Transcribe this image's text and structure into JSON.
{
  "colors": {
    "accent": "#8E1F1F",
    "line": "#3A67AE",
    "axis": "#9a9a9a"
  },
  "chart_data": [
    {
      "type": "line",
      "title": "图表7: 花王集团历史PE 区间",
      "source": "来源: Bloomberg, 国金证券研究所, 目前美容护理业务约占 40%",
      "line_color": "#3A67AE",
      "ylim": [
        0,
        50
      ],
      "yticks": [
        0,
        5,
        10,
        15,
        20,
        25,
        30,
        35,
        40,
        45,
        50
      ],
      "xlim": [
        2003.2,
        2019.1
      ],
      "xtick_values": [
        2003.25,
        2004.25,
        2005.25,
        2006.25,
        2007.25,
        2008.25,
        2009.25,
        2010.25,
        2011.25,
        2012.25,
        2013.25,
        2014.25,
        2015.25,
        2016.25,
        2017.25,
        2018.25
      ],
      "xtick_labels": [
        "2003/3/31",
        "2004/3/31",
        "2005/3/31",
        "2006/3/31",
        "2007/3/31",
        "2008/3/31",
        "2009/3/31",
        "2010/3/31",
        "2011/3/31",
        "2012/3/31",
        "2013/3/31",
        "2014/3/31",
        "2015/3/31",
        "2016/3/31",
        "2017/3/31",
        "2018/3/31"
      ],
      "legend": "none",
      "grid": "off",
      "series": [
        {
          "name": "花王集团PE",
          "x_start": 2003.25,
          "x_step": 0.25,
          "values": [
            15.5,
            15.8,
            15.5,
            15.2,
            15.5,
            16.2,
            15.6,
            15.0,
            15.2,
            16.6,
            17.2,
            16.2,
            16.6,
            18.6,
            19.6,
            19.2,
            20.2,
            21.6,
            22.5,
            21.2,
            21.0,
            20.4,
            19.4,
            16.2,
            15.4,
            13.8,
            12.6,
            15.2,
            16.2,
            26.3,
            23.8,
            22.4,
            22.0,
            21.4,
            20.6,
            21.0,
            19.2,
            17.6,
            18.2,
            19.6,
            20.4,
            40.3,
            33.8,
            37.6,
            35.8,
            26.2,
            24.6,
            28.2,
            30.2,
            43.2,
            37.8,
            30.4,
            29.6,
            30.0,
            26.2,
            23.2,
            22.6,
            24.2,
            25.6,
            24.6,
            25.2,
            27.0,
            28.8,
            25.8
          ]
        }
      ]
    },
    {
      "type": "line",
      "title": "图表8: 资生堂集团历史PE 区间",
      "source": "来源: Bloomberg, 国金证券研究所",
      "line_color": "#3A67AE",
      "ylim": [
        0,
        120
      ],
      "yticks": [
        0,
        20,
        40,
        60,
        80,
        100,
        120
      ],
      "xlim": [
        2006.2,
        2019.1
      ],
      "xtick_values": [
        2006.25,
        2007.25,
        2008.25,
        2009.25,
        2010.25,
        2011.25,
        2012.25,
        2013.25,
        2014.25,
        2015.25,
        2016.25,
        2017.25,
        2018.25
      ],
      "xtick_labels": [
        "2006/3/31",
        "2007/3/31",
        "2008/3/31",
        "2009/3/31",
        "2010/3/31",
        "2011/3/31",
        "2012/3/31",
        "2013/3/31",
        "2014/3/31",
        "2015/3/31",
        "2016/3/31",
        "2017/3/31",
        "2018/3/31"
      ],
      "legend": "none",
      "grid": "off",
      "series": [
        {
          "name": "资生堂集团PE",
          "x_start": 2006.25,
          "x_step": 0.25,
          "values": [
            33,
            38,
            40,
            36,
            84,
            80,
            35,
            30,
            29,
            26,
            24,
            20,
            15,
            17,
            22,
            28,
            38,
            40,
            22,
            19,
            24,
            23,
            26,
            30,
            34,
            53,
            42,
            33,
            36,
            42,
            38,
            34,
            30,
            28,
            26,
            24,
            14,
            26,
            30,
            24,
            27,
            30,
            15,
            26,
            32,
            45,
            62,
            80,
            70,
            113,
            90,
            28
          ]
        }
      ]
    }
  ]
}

* REQUIREMENT
From the material, report only how many lines include the word "Bloomberg".

* OUTPUT
2